Written problem:
Word for word, copy all the data and drop the pictures.

Supplied records:

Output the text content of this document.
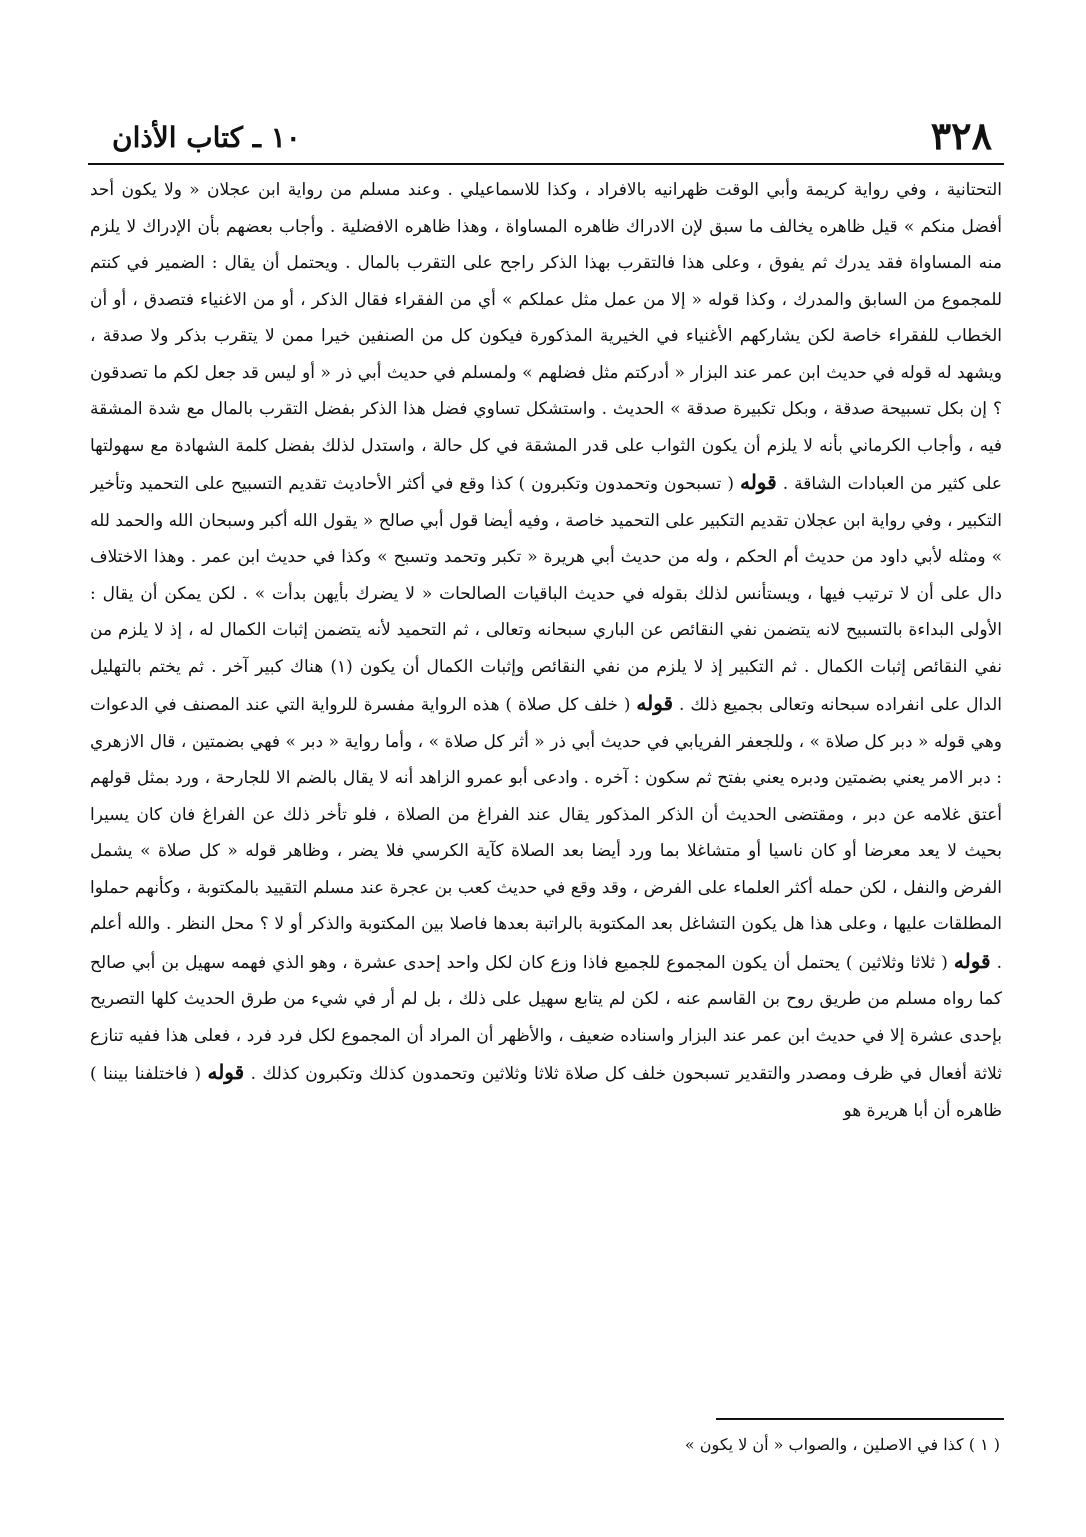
٣٢٨
١٠ ـ كتاب الأذان

التحتانية ، وفي رواية كريمة وأبي الوقت ظهرانيه بالافراد ، وكذا للاسماعيلي . وعند مسلم من رواية ابن عجلان « ولا يكون أحد أفضل منكم » قيل ظاهره يخالف ما سبق لإن الادراك ظاهره المساواة ، وهذا ظاهره الافضلية . وأجاب بعضهم بأن الإدراك لا يلزم منه المساواة فقد يدرك ثم يفوق ، وعلى هذا فالتقرب بهذا الذكر راجح على التقرب بالمال . ويحتمل أن يقال : الضمير في كنتم للمجموع من السابق والمدرك ، وكذا قوله « إلا من عمل مثل عملكم » أي من الفقراء فقال الذكر ، أو من الاغنياء فتصدق ، أو أن الخطاب للفقراء خاصة لكن يشاركهم الأغنياء في الخيرية المذكورة فيكون كل من الصنفين خيرا ممن لا يتقرب بذكر ولا صدقة ، ويشهد له قوله في حديث ابن عمر عند البزار « أدركتم مثل فضلهم » ولمسلم في حديث أبي ذر « أو ليس قد جعل لكم ما تصدقون ؟ إن بكل تسبيحة صدقة ، وبكل تكبيرة صدقة » الحديث . واستشكل تساوي فضل هذا الذكر بفضل التقرب بالمال مع شدة المشقة فيه ، وأجاب الكرماني بأنه لا يلزم أن يكون الثواب على قدر المشقة في كل حالة ، واستدل لذلك بفضل كلمة الشهادة مع سهولتها على كثير من العبادات الشاقة . قوله ( تسبحون وتحمدون وتكبرون ) كذا وقع في أكثر الأحاديث تقديم التسبيح على التحميد وتأخير التكبير ، وفي رواية ابن عجلان تقديم التكبير على التحميد خاصة ، وفيه أيضا قول أبي صالح « يقول الله أكبر وسبحان الله والحمد لله » ومثله لأبي داود من حديث أم الحكم ، وله من حديث أبي هريرة « تكبر وتحمد وتسبح » وكذا في حديث ابن عمر . وهذا الاختلاف دال على أن لا ترتيب فيها ، ويستأنس لذلك بقوله في حديث الباقيات الصالحات « لا يضرك بأيهن بدأت » . لكن يمكن أن يقال : الأولى البداءة بالتسبيح لانه يتضمن نفي النقائص عن الباري سبحانه وتعالى ، ثم التحميد لأنه يتضمن إثبات الكمال له ، إذ لا يلزم من نفي النقائص إثبات الكمال . ثم التكبير إذ لا يلزم من نفي النقائص وإثبات الكمال أن يكون (١) هناك كبير آخر . ثم يختم بالتهليل الدال على انفراده سبحانه وتعالى بجميع ذلك . قوله ( خلف كل صلاة ) هذه الرواية مفسرة للرواية التي عند المصنف في الدعوات وهي قوله « دبر كل صلاة » ، وللجعفر الفريابي في حديث أبي ذر « أثر كل صلاة » ، وأما رواية « دبر » فهي بضمتين ، قال الازهري : دبر الامر يعني بضمتين ودبره يعني بفتح ثم سكون : آخره . وادعى أبو عمرو الزاهد أنه لا يقال بالضم الا للجارحة ، ورد بمثل قولهم أعتق غلامه عن دبر ، ومقتضى الحديث أن الذكر المذكور يقال عند الفراغ من الصلاة ، فلو تأخر ذلك عن الفراغ فان كان يسيرا بحيث لا يعد معرضا أو كان ناسيا أو متشاغلا بما ورد أيضا بعد الصلاة كآية الكرسي فلا يضر ، وظاهر قوله « كل صلاة » يشمل الفرض والنفل ، لكن حمله أكثر العلماء على الفرض ، وقد وقع في حديث كعب بن عجرة عند مسلم التقييد بالمكتوبة ، وكأنهم حملوا المطلقات عليها ، وعلى هذا هل يكون التشاغل بعد المكتوبة بالراتبة بعدها فاصلا بين المكتوبة والذكر أو لا ؟ محل النظر . والله أعلم . قوله ( ثلاثا وثلاثين ) يحتمل أن يكون المجموع للجميع فاذا وزع كان لكل واحد إحدى عشرة ، وهو الذي فهمه سهيل بن أبي صالح كما رواه مسلم من طريق روح بن القاسم عنه ، لكن لم يتابع سهيل على ذلك ، بل لم أر في شيء من طرق الحديث كلها التصريح بإحدى عشرة إلا في حديث ابن عمر عند البزار واسناده ضعيف ، والأظهر أن المراد أن المجموع لكل فرد فرد ، فعلى هذا ففيه تنازع ثلاثة أفعال في ظرف ومصدر والتقدير تسبحون خلف كل صلاة ثلاثا وثلاثين وتحمدون كذلك وتكبرون كذلك . قوله ( فاختلفنا بيننا ) ظاهره أن أبا هريرة هو

( ١ ) كذا في الاصلين ، والصواب « أن لا يكون »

Written response:
Output the text content of this document.
٣٢٨
١٠ ـ كتاب الأذان

التحتانية ، وفي رواية كريمة وأبي الوقت ظهرانيه بالافراد ، وكذا للاسماعيلي . وعند مسلم من رواية ابن عجلان « ولا يكون أحد أفضل منكم » قيل ظاهره يخالف ما سبق لإن الادراك ظاهره المساواة ، وهذا ظاهره الافضلية . وأجاب بعضهم بأن الإدراك لا يلزم منه المساواة فقد يدرك ثم يفوق ، وعلى هذا فالتقرب بهذا الذكر راجح على التقرب بالمال . ويحتمل أن يقال : الضمير في كنتم للمجموع من السابق والمدرك ، وكذا قوله « إلا من عمل مثل عملكم » أي من الفقراء فقال الذكر ، أو من الاغنياء فتصدق ، أو أن الخطاب للفقراء خاصة لكن يشاركهم الأغنياء في الخيرية المذكورة فيكون كل من الصنفين خيرا ممن لا يتقرب بذكر ولا صدقة ، ويشهد له قوله في حديث ابن عمر عند البزار « أدركتم مثل فضلهم » ولمسلم في حديث أبي ذر « أو ليس قد جعل لكم ما تصدقون ؟ إن بكل تسبيحة صدقة ، وبكل تكبيرة صدقة » الحديث . واستشكل تساوي فضل هذا الذكر بفضل التقرب بالمال مع شدة المشقة فيه ، وأجاب الكرماني بأنه لا يلزم أن يكون الثواب على قدر المشقة في كل حالة ، واستدل لذلك بفضل كلمة الشهادة مع سهولتها على كثير من العبادات الشاقة . قوله ( تسبحون وتحمدون وتكبرون ) كذا وقع في أكثر الأحاديث تقديم التسبيح على التحميد وتأخير التكبير ، وفي رواية ابن عجلان تقديم التكبير على التحميد خاصة ، وفيه أيضا قول أبي صالح « يقول الله أكبر وسبحان الله والحمد لله » ومثله لأبي داود من حديث أم الحكم ، وله من حديث أبي هريرة « تكبر وتحمد وتسبح » وكذا في حديث ابن عمر . وهذا الاختلاف دال على أن لا ترتيب فيها ، ويستأنس لذلك بقوله في حديث الباقيات الصالحات « لا يضرك بأيهن بدأت » . لكن يمكن أن يقال : الأولى البداءة بالتسبيح لانه يتضمن نفي النقائص عن الباري سبحانه وتعالى ، ثم التحميد لأنه يتضمن إثبات الكمال له ، إذ لا يلزم من نفي النقائص إثبات الكمال . ثم التكبير إذ لا يلزم من نفي النقائص وإثبات الكمال أن يكون (١) هناك كبير آخر . ثم يختم بالتهليل الدال على انفراده سبحانه وتعالى بجميع ذلك . قوله ( خلف كل صلاة ) هذه الرواية مفسرة للرواية التي عند المصنف في الدعوات وهي قوله « دبر كل صلاة » ، وللجعفر الفريابي في حديث أبي ذر « أثر كل صلاة » ، وأما رواية « دبر » فهي بضمتين ، قال الازهري : دبر الامر يعني بضمتين ودبره يعني بفتح ثم سكون : آخره . وادعى أبو عمرو الزاهد أنه لا يقال بالضم الا للجارحة ، ورد بمثل قولهم أعتق غلامه عن دبر ، ومقتضى الحديث أن الذكر المذكور يقال عند الفراغ من الصلاة ، فلو تأخر ذلك عن الفراغ فان كان يسيرا بحيث لا يعد معرضا أو كان ناسيا أو متشاغلا بما ورد أيضا بعد الصلاة كآية الكرسي فلا يضر ، وظاهر قوله « كل صلاة » يشمل الفرض والنفل ، لكن حمله أكثر العلماء على الفرض ، وقد وقع في حديث كعب بن عجرة عند مسلم التقييد بالمكتوبة ، وكأنهم حملوا المطلقات عليها ، وعلى هذا هل يكون التشاغل بعد المكتوبة بالراتبة بعدها فاصلا بين المكتوبة والذكر أو لا ؟ محل النظر . والله أعلم . قوله ( ثلاثا وثلاثين ) يحتمل أن يكون المجموع للجميع فاذا وزع كان لكل واحد إحدى عشرة ، وهو الذي فهمه سهيل بن أبي صالح كما رواه مسلم من طريق روح بن القاسم عنه ، لكن لم يتابع سهيل على ذلك ، بل لم أر في شيء من طرق الحديث كلها التصريح بإحدى عشرة إلا في حديث ابن عمر عند البزار واسناده ضعيف ، والأظهر أن المراد أن المجموع لكل فرد فرد ، فعلى هذا ففيه تنازع ثلاثة أفعال في ظرف ومصدر والتقدير تسبحون خلف كل صلاة ثلاثا وثلاثين وتحمدون كذلك وتكبرون كذلك . قوله ( فاختلفنا بيننا ) ظاهره أن أبا هريرة هو

( ١ ) كذا في الاصلين ، والصواب « أن لا يكون »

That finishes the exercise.